━━ Provided records ━━
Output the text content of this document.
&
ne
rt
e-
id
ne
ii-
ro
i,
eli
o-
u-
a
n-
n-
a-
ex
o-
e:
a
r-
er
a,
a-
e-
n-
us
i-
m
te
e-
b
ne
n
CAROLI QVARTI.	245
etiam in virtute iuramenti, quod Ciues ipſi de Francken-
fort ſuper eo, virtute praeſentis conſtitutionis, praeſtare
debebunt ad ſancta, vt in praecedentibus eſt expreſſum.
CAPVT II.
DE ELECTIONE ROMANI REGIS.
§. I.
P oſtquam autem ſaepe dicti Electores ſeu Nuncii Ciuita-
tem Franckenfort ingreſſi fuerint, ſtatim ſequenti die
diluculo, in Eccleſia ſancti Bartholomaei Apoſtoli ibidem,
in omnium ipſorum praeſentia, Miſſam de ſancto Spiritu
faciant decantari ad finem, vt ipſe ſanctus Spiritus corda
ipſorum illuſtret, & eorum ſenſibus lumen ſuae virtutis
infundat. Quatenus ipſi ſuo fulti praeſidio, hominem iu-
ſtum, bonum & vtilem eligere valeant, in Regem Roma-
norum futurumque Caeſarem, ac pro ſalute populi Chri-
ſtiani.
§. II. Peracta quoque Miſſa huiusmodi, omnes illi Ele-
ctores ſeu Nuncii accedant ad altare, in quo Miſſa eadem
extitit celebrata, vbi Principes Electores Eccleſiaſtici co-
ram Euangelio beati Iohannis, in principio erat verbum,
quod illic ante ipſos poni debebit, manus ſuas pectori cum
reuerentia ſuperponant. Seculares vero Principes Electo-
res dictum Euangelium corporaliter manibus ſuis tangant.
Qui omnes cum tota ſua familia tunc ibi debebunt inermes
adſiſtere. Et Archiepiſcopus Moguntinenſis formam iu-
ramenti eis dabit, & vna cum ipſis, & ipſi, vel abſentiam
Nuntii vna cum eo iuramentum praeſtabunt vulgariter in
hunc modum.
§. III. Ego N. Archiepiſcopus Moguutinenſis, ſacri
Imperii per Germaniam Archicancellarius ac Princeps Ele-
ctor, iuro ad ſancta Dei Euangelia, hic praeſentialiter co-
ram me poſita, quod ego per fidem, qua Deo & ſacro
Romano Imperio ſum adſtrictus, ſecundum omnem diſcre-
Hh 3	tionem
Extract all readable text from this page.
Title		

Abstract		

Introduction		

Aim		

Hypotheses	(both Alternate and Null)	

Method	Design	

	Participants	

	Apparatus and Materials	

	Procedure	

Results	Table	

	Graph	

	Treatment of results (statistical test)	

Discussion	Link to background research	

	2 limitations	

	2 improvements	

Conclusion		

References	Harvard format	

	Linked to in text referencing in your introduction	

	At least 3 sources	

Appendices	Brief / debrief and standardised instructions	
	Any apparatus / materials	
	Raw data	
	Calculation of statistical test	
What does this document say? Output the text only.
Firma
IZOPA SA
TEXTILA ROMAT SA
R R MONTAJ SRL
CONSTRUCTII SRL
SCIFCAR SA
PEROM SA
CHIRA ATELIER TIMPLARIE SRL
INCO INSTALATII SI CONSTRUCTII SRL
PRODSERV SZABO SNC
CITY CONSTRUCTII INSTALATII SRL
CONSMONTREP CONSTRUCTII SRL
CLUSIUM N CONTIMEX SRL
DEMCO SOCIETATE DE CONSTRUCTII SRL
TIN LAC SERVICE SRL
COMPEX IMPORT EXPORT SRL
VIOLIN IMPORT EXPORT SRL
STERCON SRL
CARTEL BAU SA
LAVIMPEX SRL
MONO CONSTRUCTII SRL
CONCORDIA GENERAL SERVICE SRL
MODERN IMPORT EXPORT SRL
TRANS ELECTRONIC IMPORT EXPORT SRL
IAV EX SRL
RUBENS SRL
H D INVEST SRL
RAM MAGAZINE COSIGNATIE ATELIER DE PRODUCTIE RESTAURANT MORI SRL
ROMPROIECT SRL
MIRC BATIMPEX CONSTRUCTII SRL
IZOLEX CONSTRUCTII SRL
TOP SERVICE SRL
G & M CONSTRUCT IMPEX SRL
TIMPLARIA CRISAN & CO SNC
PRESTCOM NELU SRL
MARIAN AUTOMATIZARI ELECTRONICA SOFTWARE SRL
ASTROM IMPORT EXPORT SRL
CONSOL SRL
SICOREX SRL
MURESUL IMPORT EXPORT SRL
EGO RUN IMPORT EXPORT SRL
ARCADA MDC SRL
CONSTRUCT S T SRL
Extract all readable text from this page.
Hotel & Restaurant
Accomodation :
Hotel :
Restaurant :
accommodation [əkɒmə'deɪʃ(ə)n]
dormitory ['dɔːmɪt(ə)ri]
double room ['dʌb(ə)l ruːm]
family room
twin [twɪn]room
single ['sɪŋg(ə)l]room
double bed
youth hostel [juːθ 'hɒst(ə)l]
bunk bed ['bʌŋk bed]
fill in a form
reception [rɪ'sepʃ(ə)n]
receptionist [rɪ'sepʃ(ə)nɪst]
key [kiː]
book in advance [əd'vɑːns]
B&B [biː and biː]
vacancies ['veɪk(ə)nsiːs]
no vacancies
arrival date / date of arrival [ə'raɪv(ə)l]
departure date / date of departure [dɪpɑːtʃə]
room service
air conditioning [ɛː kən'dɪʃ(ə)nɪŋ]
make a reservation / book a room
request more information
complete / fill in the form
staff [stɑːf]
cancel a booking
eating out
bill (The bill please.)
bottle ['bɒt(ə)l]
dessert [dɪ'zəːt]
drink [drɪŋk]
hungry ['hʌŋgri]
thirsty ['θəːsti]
━━━
## To do
Using the listing above, return all lines where the word "sepʃ" occurs.

## The reply
reception [rɪ'sepʃ(ə)n]
receptionist [rɪ'sepʃ(ə)nɪst]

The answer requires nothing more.